[Data items]
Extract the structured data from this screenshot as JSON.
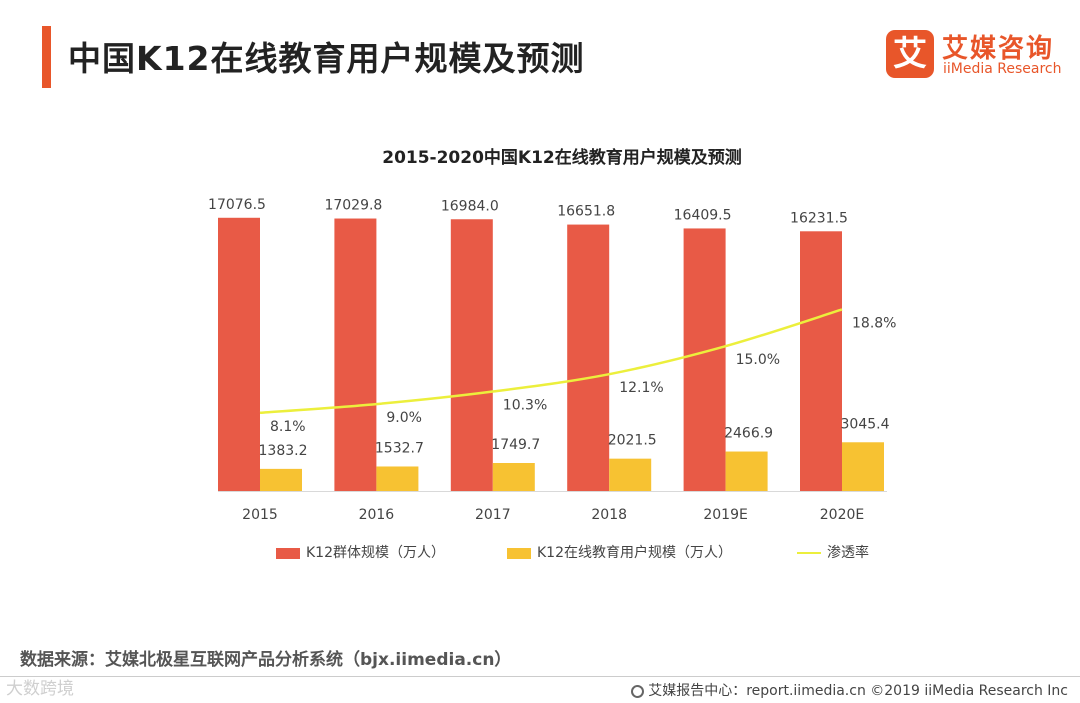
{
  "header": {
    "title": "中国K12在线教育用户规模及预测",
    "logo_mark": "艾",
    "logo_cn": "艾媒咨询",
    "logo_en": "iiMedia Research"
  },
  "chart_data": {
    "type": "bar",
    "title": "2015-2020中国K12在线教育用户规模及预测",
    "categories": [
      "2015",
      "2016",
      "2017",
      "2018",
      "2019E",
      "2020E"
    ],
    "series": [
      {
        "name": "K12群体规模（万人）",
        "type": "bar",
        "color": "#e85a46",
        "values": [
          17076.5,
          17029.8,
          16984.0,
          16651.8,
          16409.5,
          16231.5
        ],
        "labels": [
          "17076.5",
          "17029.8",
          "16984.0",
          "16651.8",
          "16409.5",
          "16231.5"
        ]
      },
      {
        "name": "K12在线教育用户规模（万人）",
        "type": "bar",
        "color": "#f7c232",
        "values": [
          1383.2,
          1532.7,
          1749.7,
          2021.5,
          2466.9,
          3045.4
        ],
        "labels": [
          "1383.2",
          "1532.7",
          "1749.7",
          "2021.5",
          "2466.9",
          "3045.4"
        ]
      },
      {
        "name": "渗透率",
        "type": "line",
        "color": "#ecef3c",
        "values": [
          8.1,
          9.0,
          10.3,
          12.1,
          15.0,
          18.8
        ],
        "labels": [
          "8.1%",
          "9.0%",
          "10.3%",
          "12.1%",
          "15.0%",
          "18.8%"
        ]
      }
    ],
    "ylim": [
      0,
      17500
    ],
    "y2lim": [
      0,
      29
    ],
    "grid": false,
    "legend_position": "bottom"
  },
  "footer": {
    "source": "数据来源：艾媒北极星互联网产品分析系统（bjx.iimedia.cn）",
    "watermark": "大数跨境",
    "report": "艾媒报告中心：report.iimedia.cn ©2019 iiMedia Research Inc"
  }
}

Work to be completed - Examine the records and pull out every line where the string "title" occurs.

Response to this exercise -
    "title": "中国K12在线教育用户规模及预测",
    "title": "2015-2020中国K12在线教育用户规模及预测",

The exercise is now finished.